RECORDS PROVIDED
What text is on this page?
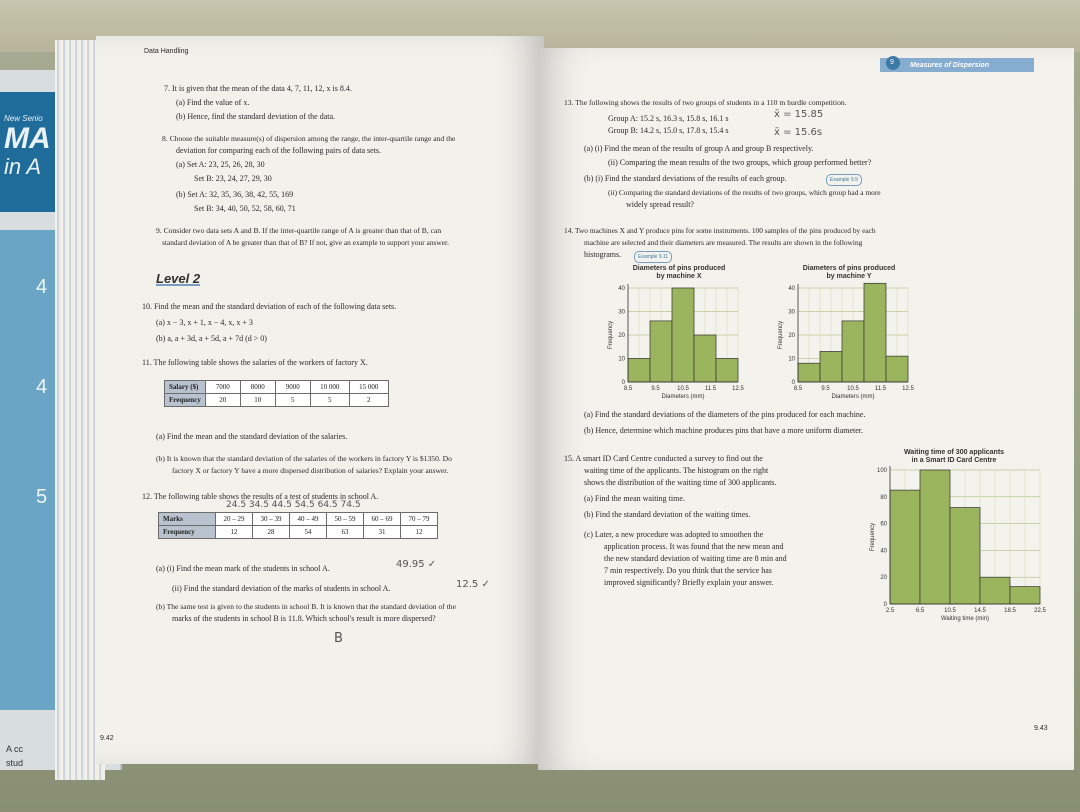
New Senio
MA
in A
4
4
5
A cc
stud
Data Handling
7. It is given that the mean of the data 4, 7, 11, 12, x is 8.4.
(a) Find the value of x.
(b) Hence, find the standard deviation of the data.
8. Choose the suitable measure(s) of dispersion among the range, the inter-quartile range and the
deviation for comparing each of the following pairs of data sets.
(a) Set A: 23, 25, 26, 28, 30
Set B: 23, 24, 27, 29, 30
(b) Set A: 32, 35, 36, 38, 42, 55, 169
Set B: 34, 40, 50, 52, 58, 60, 71
9. Consider two data sets A and B. If the inter-quartile range of A is greater than that of B, can
standard deviation of A be greater than that of B? If not, give an example to support your answer.
Level 2
10. Find the mean and the standard deviation of each of the following data sets.
(a) x − 3, x + 1, x − 4, x, x + 3
(b) a, a + 3d, a + 5d, a + 7d (d > 0)
11. The following table shows the salaries of the workers of factory X.
Salary ($)	7000	8000	9000	10 000	15 000
Frequency	20	10	5	5	2
(a) Find the mean and the standard deviation of the salaries.
(b) It is known that the standard deviation of the salaries of the workers in factory Y is $1350. Do
factory X or factory Y have a more dispersed distribution of salaries? Explain your answer.
12. The following table shows the results of a test of students in school A.
24.5 34.5 44.5 54.5 64.5 74.5
Marks	20 – 29	30 – 39	40 – 49	50 – 59	60 – 69	70 – 79
Frequency	12	28	54	63	31	12
(a) (i) Find the mean mark of the students in school A.	49.95 ✓
(ii) Find the standard deviation of the marks of students in school A.	12.5 ✓
(b) The same test is given to the students in school B. It is known that the standard deviation of the
marks of the students in school B is 11.8. Which school's result is more dispersed?
B
9.42
Measures of Dispersion
9
13. The following shows the results of two groups of students in a 110 m hurdle competition.
Group A: 15.2 s, 16.3 s, 15.8 s, 16.1 s	x̄ = 15.85
Group B: 14.2 s, 15.0 s, 17.8 s, 15.4 s	x̄ = 15.6s
(a) (i) Find the mean of the results of group A and group B respectively.
(ii) Comparing the mean results of the two groups, which group performed better?
(b) (i) Find the standard deviations of the results of each group.	Example 9.9
(ii) Comparing the standard deviations of the results of two groups, which group had a more
widely spread result?
14. Two machines X and Y produce pins for some instruments. 100 samples of the pins produced by each
machine are selected and their diameters are measured. The results are shown in the following
histograms.	Example 9.11
Diameters of pins produced
by machine X
0
10
20
30
40
8.5	9.5	10.5	11.5	12.5
Diameters (mm)
Frequency
Diameters of pins produced
by machine Y
0
10
20
30
40
8.5	9.5	10.5	11.5	12.5
Diameters (mm)
Frequency
(a) Find the standard deviations of the diameters of the pins produced for each machine.
(b) Hence, determine which machine produces pins that have a more uniform diameter.
15. A smart ID Card Centre conducted a survey to find out the
waiting time of the applicants. The histogram on the right
shows the distribution of the waiting time of 300 applicants.
(a) Find the mean waiting time.
(b) Find the standard deviation of the waiting times.
(c) Later, a new procedure was adopted to smoothen the
application process. It was found that the new mean and
the new standard deviation of waiting time are 8 min and
7 min respectively. Do you think that the service has
improved significantly? Briefly explain your answer.
Waiting time of 300 applicants
in a Smart ID Card Centre
0
20
40
60
80
100
2.5	6.5	10.5	14.5	18.5	22.5
Waiting time (min)
Frequency
9.43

TASK
Reproduce every entry word for word, but skip any pictures.

WRITTEN REPLY
What text is on this page?
New Senio
MA
in A
4
4
5
A cc
stud
Data Handling
7. It is given that the mean of the data 4, 7, 11, 12, x is 8.4.
(a) Find the value of x.
(b) Hence, find the standard deviation of the data.
8. Choose the suitable measure(s) of dispersion among the range, the inter-quartile range and the
deviation for comparing each of the following pairs of data sets.
(a) Set A: 23, 25, 26, 28, 30
Set B: 23, 24, 27, 29, 30
(b) Set A: 32, 35, 36, 38, 42, 55, 169
Set B: 34, 40, 50, 52, 58, 60, 71
9. Consider two data sets A and B. If the inter-quartile range of A is greater than that of B, can
standard deviation of A be greater than that of B? If not, give an example to support your answer.
Level 2
10. Find the mean and the standard deviation of each of the following data sets.
(a) x − 3, x + 1, x − 4, x, x + 3
(b) a, a + 3d, a + 5d, a + 7d (d > 0)
11. The following table shows the salaries of the workers of factory X.
Salary ($)	7000	8000	9000	10 000	15 000
Frequency	20	10	5	5	2
(a) Find the mean and the standard deviation of the salaries.
(b) It is known that the standard deviation of the salaries of the workers in factory Y is $1350. Do
factory X or factory Y have a more dispersed distribution of salaries? Explain your answer.
12. The following table shows the results of a test of students in school A.
24.5 34.5 44.5 54.5 64.5 74.5
Marks	20 – 29	30 – 39	40 – 49	50 – 59	60 – 69	70 – 79
Frequency	12	28	54	63	31	12
(a) (i) Find the mean mark of the students in school A.	49.95 ✓
(ii) Find the standard deviation of the marks of students in school A.	12.5 ✓
(b) The same test is given to the students in school B. It is known that the standard deviation of the
marks of the students in school B is 11.8. Which school's result is more dispersed?
B
9.42
Measures of Dispersion
9
13. The following shows the results of two groups of students in a 110 m hurdle competition.
Group A: 15.2 s, 16.3 s, 15.8 s, 16.1 s	x̄ = 15.85
Group B: 14.2 s, 15.0 s, 17.8 s, 15.4 s	x̄ = 15.6s
(a) (i) Find the mean of the results of group A and group B respectively.
(ii) Comparing the mean results of the two groups, which group performed better?
(b) (i) Find the standard deviations of the results of each group.	Example 9.9
(ii) Comparing the standard deviations of the results of two groups, which group had a more
widely spread result?
14. Two machines X and Y produce pins for some instruments. 100 samples of the pins produced by each
machine are selected and their diameters are measured. The results are shown in the following
histograms.	Example 9.11
Diameters of pins produced
by machine X
0
10
20
30
40
8.5	9.5	10.5	11.5	12.5
Diameters (mm)
Frequency
Diameters of pins produced
by machine Y
0
10
20
30
40
8.5	9.5	10.5	11.5	12.5
Diameters (mm)
Frequency
(a) Find the standard deviations of the diameters of the pins produced for each machine.
(b) Hence, determine which machine produces pins that have a more uniform diameter.
15. A smart ID Card Centre conducted a survey to find out the
waiting time of the applicants. The histogram on the right
shows the distribution of the waiting time of 300 applicants.
(a) Find the mean waiting time.
(b) Find the standard deviation of the waiting times.
(c) Later, a new procedure was adopted to smoothen the
application process. It was found that the new mean and
the new standard deviation of waiting time are 8 min and
7 min respectively. Do you think that the service has
improved significantly? Briefly explain your answer.
Waiting time of 300 applicants
in a Smart ID Card Centre
0
20
40
60
80
100
2.5	6.5	10.5	14.5	18.5	22.5
Waiting time (min)
Frequency
9.43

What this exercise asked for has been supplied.